**What this task involves**
Which lines of the records below contain the string "screenshot"? Report each of them.

(Data entries for graphics)
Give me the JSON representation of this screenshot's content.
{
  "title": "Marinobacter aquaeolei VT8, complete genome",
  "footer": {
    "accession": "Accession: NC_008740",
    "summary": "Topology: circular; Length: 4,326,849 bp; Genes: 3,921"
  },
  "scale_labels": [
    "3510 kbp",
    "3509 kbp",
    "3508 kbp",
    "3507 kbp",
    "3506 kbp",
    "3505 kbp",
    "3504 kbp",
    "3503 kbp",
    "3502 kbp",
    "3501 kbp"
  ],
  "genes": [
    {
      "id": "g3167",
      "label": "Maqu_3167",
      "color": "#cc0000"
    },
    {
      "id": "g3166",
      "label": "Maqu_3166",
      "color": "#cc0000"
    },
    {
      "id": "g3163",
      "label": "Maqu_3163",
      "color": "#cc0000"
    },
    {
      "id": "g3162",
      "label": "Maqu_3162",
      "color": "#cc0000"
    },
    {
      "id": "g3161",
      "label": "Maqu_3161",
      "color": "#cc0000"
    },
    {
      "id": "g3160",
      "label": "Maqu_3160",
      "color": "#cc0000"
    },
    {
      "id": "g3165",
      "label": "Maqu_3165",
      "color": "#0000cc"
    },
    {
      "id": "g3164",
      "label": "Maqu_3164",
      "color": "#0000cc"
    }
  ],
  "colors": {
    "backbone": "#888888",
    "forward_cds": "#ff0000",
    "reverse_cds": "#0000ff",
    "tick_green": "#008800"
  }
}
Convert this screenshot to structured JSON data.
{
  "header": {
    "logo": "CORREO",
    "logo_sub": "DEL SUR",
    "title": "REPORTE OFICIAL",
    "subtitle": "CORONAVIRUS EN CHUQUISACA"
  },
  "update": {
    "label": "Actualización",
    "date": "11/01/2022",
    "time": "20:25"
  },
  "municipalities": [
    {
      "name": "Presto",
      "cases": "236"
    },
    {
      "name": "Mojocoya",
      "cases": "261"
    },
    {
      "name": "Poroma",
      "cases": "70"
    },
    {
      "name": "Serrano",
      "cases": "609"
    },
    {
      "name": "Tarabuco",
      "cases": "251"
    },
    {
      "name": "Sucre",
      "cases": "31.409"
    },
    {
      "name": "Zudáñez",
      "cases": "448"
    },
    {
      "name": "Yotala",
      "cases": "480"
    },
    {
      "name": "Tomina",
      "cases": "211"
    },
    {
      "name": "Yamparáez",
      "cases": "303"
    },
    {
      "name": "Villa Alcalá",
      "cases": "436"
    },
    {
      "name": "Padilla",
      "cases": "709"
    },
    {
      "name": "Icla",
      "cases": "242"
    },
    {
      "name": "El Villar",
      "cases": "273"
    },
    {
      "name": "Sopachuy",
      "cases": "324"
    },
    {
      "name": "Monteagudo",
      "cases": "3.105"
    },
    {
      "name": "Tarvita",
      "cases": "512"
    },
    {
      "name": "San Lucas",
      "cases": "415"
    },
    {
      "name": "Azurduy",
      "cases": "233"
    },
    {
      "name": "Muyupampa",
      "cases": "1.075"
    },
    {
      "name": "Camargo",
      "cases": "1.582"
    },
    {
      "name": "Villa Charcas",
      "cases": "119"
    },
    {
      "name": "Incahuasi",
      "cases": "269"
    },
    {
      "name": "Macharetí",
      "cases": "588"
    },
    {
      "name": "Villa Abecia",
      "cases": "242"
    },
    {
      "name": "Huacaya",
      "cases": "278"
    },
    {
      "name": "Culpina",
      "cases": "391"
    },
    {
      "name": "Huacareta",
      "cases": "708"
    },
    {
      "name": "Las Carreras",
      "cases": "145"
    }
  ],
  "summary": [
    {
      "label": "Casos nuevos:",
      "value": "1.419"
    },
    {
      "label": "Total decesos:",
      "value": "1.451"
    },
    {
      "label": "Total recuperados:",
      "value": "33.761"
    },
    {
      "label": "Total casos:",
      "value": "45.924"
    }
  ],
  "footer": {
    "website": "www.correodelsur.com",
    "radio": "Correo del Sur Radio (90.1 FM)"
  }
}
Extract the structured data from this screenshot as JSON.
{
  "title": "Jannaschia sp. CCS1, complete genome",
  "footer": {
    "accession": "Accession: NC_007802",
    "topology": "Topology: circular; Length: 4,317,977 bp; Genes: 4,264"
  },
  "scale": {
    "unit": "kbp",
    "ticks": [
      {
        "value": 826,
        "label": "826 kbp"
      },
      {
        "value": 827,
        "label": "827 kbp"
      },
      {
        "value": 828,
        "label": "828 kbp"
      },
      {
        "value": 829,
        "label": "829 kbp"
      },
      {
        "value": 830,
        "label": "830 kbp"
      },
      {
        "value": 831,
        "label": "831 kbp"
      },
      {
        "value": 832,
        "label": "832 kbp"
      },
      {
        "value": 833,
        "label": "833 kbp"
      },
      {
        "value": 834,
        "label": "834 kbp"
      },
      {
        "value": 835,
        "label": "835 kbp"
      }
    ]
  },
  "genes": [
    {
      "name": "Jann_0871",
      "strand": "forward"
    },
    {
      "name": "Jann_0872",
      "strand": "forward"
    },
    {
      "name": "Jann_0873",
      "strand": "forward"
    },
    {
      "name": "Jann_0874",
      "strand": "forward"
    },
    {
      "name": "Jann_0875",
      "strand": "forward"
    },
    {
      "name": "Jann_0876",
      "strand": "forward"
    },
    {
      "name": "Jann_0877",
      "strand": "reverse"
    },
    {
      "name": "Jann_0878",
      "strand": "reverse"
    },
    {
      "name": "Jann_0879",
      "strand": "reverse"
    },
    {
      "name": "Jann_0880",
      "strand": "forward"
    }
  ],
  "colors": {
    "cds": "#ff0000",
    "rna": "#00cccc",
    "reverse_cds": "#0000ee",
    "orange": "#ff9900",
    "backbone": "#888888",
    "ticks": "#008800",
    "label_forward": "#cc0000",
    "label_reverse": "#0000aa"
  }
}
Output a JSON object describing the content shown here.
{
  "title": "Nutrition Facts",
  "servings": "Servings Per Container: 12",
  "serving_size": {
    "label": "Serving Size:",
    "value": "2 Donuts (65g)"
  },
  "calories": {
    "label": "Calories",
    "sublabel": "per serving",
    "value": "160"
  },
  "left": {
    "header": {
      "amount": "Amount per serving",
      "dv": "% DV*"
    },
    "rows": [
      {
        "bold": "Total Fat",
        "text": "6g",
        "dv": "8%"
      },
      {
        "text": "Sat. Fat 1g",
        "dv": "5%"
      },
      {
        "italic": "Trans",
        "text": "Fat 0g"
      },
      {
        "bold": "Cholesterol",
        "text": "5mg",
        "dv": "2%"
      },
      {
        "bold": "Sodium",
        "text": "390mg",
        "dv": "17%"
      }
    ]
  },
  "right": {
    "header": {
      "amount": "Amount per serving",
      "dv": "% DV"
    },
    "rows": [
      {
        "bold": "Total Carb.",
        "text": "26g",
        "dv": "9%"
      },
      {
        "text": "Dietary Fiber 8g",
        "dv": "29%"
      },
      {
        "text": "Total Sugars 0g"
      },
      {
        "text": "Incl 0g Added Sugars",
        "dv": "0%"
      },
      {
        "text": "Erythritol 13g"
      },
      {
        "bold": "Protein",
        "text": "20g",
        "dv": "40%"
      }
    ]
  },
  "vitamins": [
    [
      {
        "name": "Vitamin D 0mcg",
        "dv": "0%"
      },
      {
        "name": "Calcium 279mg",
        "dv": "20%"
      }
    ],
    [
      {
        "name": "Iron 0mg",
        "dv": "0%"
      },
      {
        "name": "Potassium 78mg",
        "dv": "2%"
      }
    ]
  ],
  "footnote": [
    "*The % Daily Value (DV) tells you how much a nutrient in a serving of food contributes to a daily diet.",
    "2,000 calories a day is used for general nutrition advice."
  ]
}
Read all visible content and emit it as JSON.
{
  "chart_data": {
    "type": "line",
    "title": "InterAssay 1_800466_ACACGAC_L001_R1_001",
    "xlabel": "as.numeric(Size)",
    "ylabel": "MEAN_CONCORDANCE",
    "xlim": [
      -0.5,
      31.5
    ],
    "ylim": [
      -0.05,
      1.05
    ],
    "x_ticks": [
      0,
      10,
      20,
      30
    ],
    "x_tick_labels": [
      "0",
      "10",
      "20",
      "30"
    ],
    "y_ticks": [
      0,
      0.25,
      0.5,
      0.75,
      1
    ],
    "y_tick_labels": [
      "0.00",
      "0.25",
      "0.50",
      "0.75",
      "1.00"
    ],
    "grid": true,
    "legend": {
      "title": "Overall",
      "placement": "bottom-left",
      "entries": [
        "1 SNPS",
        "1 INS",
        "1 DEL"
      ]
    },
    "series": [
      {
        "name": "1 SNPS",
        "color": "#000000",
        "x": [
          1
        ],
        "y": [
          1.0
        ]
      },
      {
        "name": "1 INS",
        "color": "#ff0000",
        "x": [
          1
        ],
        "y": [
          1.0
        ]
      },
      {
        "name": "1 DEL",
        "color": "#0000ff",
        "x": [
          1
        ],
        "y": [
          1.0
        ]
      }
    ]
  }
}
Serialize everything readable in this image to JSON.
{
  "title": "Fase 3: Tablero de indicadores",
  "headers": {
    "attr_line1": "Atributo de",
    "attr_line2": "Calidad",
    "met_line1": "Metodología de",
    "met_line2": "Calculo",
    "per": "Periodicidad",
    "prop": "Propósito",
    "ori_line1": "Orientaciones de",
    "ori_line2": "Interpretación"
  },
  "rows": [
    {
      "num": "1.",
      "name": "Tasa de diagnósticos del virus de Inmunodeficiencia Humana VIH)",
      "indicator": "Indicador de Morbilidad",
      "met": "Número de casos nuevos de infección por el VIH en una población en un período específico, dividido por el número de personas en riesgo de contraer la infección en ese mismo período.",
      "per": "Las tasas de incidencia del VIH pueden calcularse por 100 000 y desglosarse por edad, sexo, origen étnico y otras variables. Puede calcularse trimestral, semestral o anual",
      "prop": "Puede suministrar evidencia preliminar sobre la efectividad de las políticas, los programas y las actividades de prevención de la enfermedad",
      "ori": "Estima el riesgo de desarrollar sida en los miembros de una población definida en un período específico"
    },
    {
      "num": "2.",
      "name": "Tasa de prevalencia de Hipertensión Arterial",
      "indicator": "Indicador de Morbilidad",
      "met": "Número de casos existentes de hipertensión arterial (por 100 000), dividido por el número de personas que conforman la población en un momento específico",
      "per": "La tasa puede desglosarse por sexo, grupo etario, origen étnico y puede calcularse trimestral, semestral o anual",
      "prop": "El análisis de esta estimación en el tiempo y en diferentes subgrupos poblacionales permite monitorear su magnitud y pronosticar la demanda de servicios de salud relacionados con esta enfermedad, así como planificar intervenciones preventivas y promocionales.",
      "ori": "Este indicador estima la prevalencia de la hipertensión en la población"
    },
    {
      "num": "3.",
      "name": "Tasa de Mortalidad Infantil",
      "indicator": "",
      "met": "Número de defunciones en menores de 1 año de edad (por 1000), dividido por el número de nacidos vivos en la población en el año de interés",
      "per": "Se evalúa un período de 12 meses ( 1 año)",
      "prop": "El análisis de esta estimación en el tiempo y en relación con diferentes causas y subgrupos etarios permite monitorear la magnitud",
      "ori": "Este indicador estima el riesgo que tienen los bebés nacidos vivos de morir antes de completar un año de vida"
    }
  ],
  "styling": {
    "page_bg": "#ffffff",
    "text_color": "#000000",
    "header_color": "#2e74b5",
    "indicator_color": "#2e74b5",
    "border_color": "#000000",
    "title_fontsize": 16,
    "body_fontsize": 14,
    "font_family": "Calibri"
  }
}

**Response to the exercise**
Give me the JSON representation of this screenshot's content.
Convert this screenshot to structured JSON data.
Extract the structured data from this screenshot as JSON.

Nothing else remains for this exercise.